┌──
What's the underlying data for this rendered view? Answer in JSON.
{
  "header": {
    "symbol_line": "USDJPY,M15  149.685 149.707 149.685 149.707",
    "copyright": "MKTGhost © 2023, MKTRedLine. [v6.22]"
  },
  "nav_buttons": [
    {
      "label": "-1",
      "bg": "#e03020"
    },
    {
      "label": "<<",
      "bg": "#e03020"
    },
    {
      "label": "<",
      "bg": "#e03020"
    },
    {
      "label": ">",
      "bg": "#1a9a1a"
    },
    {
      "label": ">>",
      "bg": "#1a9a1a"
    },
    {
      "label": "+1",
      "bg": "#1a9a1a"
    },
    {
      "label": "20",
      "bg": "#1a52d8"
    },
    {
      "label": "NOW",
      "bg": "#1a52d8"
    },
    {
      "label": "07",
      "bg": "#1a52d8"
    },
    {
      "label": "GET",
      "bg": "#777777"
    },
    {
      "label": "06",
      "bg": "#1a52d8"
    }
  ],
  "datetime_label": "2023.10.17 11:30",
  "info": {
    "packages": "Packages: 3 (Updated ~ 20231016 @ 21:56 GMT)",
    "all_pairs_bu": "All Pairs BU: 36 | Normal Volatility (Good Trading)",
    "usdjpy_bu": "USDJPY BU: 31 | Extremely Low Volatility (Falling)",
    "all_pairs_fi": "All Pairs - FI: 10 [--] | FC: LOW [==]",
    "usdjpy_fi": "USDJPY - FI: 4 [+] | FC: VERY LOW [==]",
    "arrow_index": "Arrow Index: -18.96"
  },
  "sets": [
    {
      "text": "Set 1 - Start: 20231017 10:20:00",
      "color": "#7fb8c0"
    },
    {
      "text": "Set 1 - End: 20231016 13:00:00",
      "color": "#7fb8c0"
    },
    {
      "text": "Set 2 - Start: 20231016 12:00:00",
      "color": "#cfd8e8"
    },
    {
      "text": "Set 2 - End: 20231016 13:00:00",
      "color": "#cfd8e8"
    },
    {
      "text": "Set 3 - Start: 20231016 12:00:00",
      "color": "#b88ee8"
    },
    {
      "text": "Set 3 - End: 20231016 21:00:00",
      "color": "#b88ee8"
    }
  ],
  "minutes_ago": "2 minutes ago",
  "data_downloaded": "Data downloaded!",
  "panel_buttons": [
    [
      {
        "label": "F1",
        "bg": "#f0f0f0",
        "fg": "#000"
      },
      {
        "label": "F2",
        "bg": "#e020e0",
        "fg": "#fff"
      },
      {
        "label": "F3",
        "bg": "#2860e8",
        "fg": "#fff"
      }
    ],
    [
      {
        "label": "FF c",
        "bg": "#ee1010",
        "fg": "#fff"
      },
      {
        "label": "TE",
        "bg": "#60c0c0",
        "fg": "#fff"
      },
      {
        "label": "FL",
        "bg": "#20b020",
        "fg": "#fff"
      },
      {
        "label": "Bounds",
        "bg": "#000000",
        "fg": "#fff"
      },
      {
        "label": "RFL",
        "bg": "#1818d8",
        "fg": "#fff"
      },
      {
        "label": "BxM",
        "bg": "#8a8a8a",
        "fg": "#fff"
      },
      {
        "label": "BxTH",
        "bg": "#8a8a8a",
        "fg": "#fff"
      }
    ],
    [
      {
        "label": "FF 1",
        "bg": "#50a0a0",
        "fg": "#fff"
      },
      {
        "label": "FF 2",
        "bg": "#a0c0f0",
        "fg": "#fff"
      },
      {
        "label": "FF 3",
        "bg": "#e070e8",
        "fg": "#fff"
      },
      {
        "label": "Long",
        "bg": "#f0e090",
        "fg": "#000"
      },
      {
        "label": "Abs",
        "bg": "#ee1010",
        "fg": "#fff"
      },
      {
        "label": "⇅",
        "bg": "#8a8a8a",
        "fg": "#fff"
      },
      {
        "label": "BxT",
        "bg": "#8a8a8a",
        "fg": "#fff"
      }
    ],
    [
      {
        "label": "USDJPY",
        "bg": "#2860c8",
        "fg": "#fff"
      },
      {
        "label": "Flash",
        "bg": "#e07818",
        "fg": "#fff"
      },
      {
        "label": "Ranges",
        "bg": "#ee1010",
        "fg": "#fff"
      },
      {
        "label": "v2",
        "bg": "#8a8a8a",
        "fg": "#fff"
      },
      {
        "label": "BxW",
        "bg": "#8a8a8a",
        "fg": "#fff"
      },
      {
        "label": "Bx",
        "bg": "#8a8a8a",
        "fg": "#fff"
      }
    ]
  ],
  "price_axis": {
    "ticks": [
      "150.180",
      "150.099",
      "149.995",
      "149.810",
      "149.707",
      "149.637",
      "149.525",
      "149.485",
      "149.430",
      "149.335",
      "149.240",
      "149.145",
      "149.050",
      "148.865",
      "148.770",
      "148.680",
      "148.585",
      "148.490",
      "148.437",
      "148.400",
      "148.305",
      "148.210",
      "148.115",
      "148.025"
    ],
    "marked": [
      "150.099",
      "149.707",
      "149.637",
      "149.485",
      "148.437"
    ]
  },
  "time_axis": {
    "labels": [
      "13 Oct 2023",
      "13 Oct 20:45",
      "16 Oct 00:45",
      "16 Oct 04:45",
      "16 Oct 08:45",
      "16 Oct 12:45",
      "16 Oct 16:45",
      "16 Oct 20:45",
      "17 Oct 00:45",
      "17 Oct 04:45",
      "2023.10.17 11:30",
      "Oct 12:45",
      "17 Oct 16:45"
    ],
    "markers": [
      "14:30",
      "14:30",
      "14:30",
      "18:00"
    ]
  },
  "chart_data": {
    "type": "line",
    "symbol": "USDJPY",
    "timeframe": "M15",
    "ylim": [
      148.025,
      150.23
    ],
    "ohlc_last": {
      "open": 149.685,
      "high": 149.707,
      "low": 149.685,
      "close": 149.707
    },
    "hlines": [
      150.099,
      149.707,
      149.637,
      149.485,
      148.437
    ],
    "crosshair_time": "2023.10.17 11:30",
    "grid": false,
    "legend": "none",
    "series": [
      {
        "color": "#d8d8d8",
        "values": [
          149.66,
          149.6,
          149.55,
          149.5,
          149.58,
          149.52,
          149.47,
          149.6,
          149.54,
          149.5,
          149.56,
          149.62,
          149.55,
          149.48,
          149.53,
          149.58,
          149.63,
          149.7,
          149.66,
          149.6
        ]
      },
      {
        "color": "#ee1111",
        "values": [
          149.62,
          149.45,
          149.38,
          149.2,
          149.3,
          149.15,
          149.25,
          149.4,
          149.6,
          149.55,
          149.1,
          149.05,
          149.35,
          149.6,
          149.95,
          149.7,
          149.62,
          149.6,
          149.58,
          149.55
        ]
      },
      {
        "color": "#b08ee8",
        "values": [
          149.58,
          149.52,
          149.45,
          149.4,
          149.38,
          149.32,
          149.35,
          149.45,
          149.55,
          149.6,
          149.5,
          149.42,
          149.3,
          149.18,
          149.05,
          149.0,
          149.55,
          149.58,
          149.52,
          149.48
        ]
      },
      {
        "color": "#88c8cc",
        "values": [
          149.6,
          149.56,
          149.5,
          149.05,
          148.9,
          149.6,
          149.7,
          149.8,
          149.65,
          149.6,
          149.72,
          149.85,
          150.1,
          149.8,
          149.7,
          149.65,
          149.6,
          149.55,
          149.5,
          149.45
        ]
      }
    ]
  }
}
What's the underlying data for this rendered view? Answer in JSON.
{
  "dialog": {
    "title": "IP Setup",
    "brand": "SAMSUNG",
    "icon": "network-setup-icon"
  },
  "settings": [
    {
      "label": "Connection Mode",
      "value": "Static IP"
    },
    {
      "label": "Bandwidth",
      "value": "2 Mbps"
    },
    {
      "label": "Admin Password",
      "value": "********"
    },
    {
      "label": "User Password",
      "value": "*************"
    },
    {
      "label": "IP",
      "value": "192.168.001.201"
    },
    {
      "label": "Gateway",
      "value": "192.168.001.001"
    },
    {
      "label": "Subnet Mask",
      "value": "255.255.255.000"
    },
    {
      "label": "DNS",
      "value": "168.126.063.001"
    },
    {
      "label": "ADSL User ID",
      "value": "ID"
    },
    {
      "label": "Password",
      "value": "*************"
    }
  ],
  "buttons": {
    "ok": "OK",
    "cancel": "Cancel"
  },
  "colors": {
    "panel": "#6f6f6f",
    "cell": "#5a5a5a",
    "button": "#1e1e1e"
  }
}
└──
What this task involves -> Find every line in the listing that holds the string "Password", then say how many there are as a bare number.

Result of the task -> 3